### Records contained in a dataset
_____
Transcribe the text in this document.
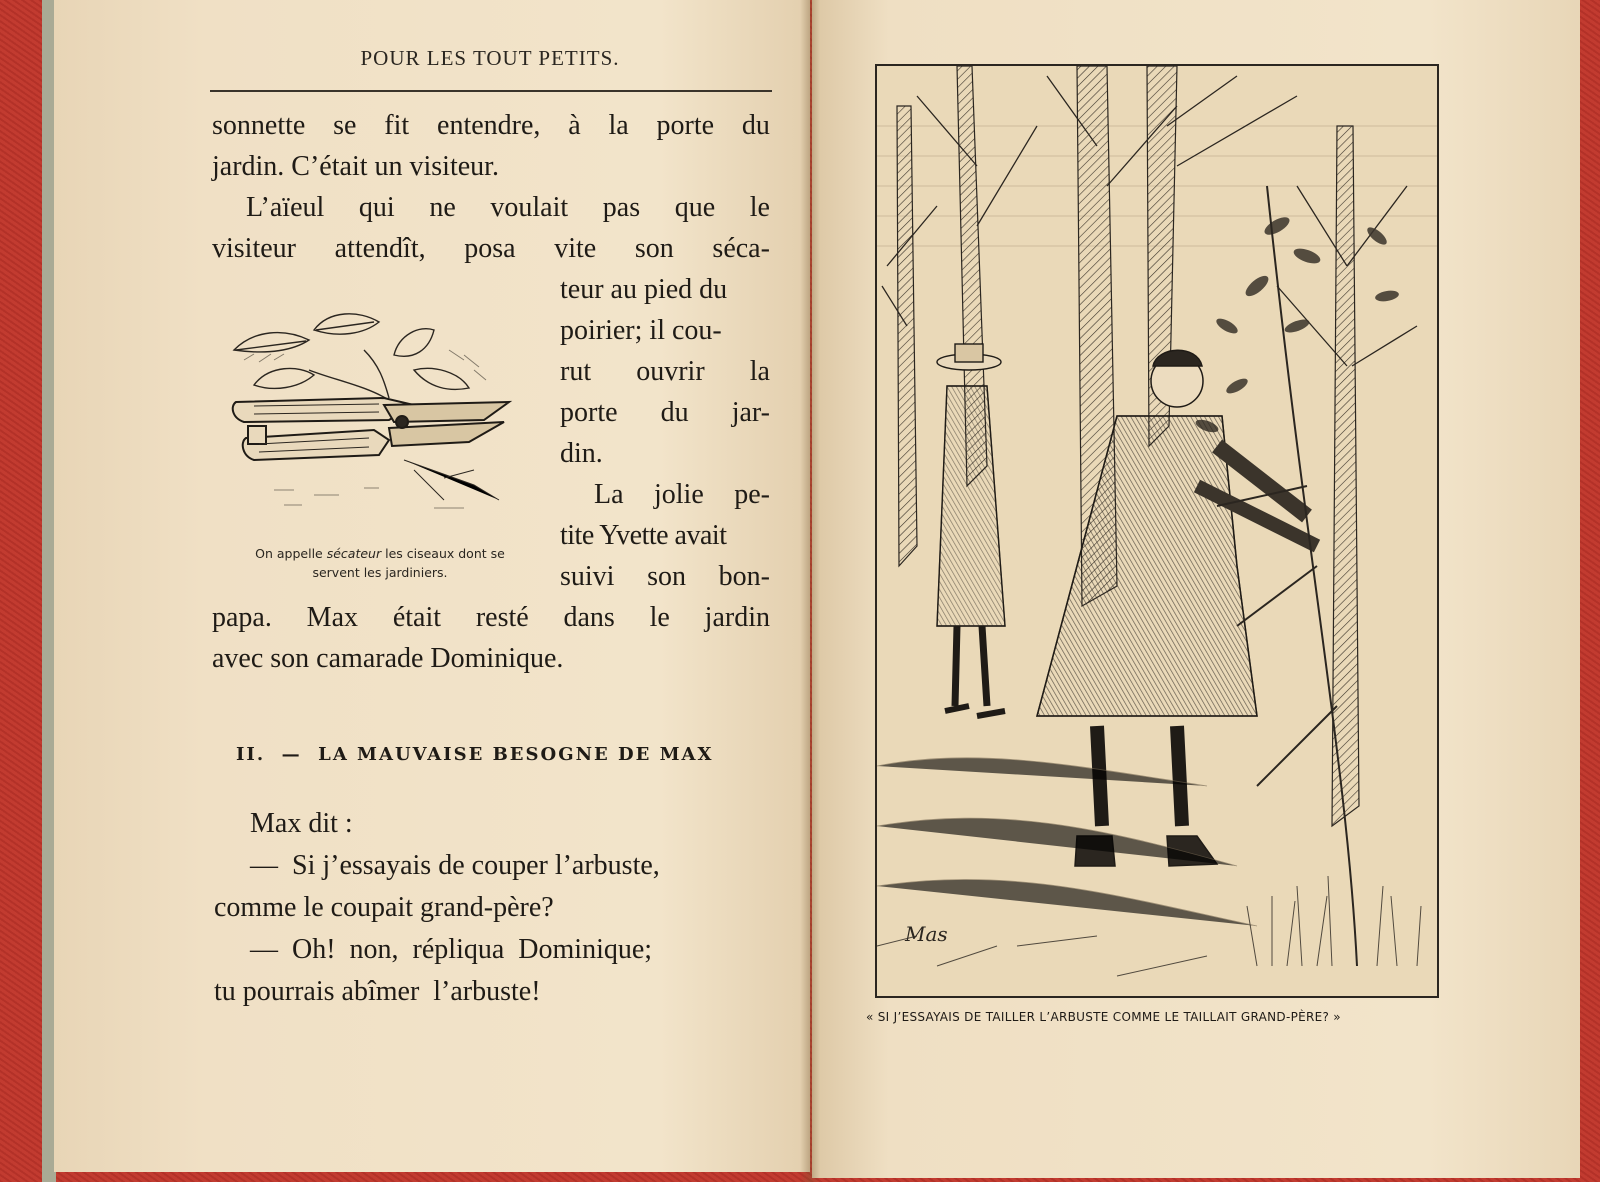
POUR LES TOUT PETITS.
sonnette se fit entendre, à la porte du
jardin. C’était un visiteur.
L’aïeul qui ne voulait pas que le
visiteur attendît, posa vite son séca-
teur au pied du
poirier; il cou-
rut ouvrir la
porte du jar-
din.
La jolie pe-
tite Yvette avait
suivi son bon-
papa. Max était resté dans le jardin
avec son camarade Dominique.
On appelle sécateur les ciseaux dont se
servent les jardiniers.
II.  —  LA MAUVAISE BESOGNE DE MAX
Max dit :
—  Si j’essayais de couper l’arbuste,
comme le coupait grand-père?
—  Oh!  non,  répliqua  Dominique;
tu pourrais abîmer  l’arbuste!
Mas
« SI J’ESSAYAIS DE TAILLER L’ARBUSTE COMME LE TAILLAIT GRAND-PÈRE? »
_____
### REQUEST
Print the records word for word and exclude any picture they hold.

### WORKED ANSWER
Transcribe the text in this document.
POUR LES TOUT PETITS.
sonnette se fit entendre, à la porte du
jardin. C’était un visiteur.
L’aïeul qui ne voulait pas que le
visiteur attendît, posa vite son séca-
teur au pied du
poirier; il cou-
rut ouvrir la
porte du jar-
din.
La jolie pe-
tite Yvette avait
suivi son bon-
papa. Max était resté dans le jardin
avec son camarade Dominique.
On appelle sécateur les ciseaux dont se
servent les jardiniers.
II.  —  LA MAUVAISE BESOGNE DE MAX
Max dit :
—  Si j’essayais de couper l’arbuste,
comme le coupait grand-père?
—  Oh!  non,  répliqua  Dominique;
tu pourrais abîmer  l’arbuste!
Mas
« SI J’ESSAYAIS DE TAILLER L’ARBUSTE COMME LE TAILLAIT GRAND-PÈRE? »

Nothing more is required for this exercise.